**Provided material:**
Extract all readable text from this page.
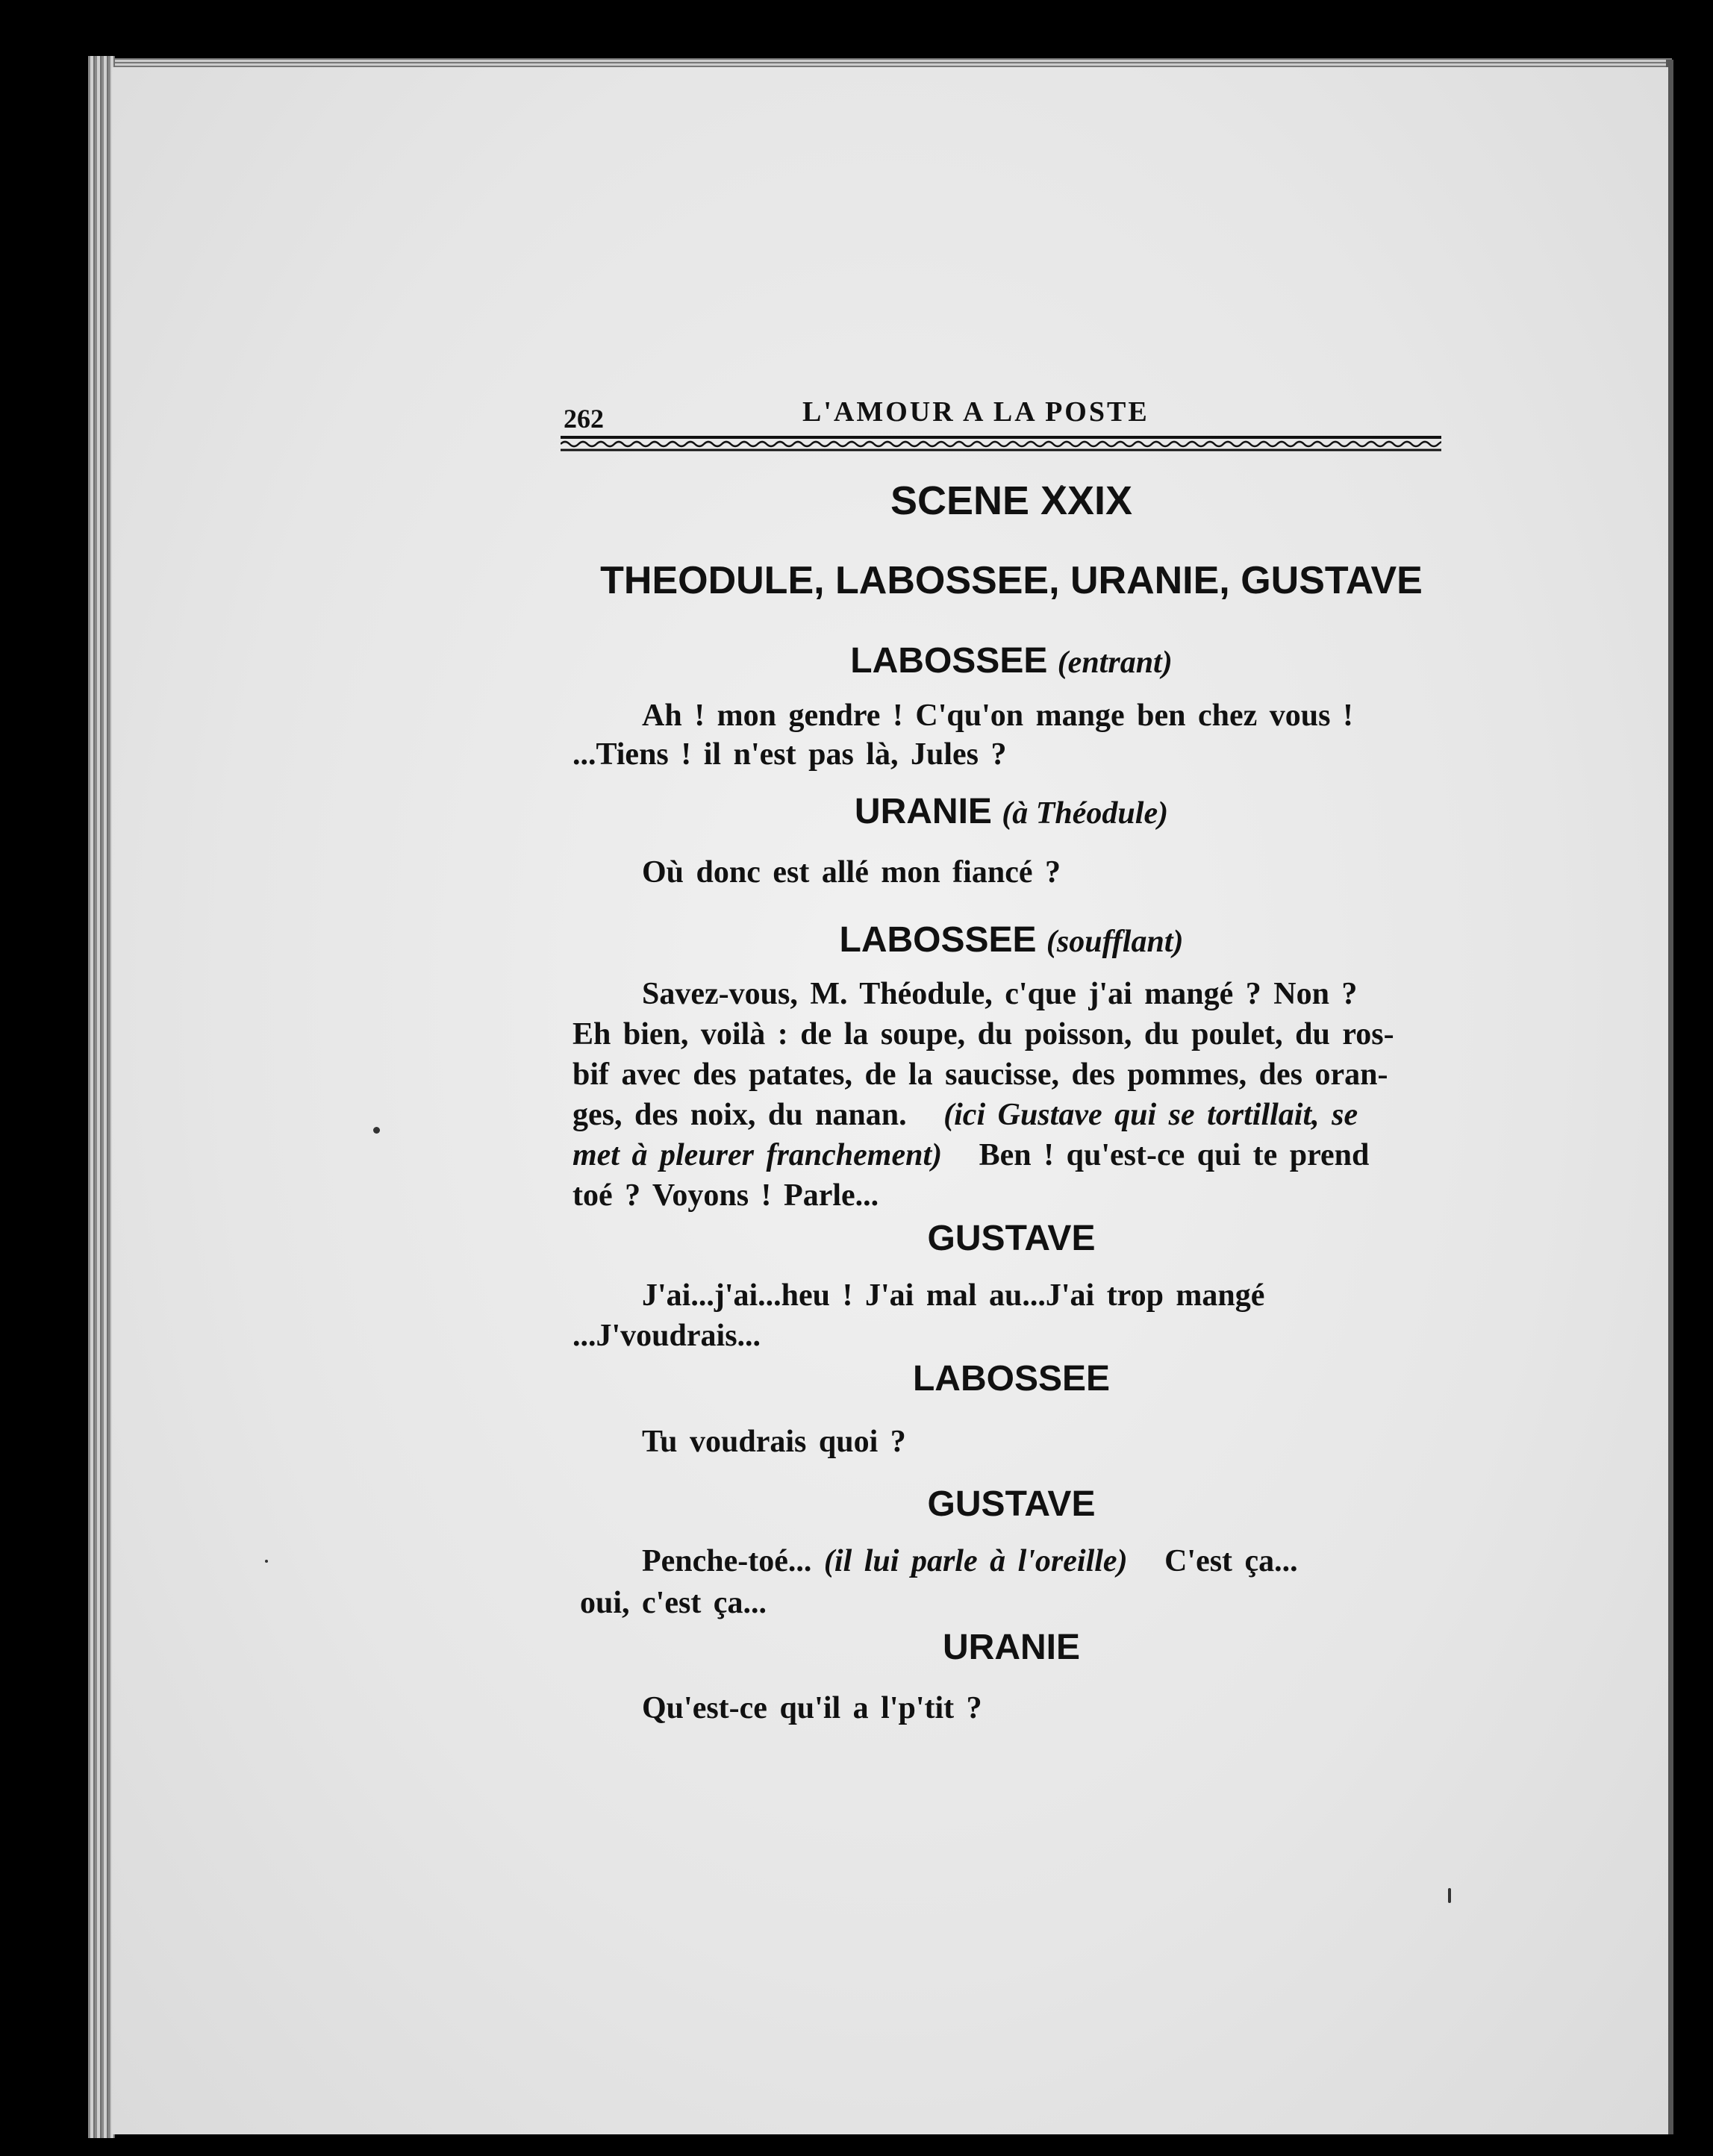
262	L'AMOUR A LA POSTE
SCENE XXIX
THEODULE, LABOSSEE, URANIE, GUSTAVE
LABOSSEE (entrant)
Ah ! mon gendre ! C'qu'on mange ben chez vous !
...Tiens ! il n'est pas là, Jules ?
URANIE (à Théodule)
Où donc est allé mon fiancé ?
LABOSSEE (soufflant)
Savez-vous, M. Théodule, c'que j'ai mangé ? Non ?
Eh bien, voilà : de la soupe, du poisson, du poulet, du ros-
bif avec des patates, de la saucisse, des pommes, des oran-
ges, des noix, du nanan. (ici Gustave qui se tortillait, se
met à pleurer franchement) Ben ! qu'est-ce qui te prend
toé ? Voyons ! Parle...
GUSTAVE
J'ai...j'ai...heu ! J'ai mal au...J'ai trop mangé
...J'voudrais...
LABOSSEE
Tu voudrais quoi ?
GUSTAVE
Penche-toé... (il lui parle à l'oreille) C'est ça...
oui, c'est ça...
URANIE
Qu'est-ce qu'il a l'p'tit ?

**Task details:**
Go through the material above and print all of it exactly, except the pictures.

**Result:**
Extract all readable text from this page.
262	L'AMOUR A LA POSTE
SCENE XXIX
THEODULE, LABOSSEE, URANIE, GUSTAVE
LABOSSEE (entrant)
Ah ! mon gendre ! C'qu'on mange ben chez vous !
...Tiens ! il n'est pas là, Jules ?
URANIE (à Théodule)
Où donc est allé mon fiancé ?
LABOSSEE (soufflant)
Savez-vous, M. Théodule, c'que j'ai mangé ? Non ?
Eh bien, voilà : de la soupe, du poisson, du poulet, du ros-
bif avec des patates, de la saucisse, des pommes, des oran-
ges, des noix, du nanan. (ici Gustave qui se tortillait, se
met à pleurer franchement) Ben ! qu'est-ce qui te prend
toé ? Voyons ! Parle...
GUSTAVE
J'ai...j'ai...heu ! J'ai mal au...J'ai trop mangé
...J'voudrais...
LABOSSEE
Tu voudrais quoi ?
GUSTAVE
Penche-toé... (il lui parle à l'oreille) C'est ça...
oui, c'est ça...
URANIE
Qu'est-ce qu'il a l'p'tit ?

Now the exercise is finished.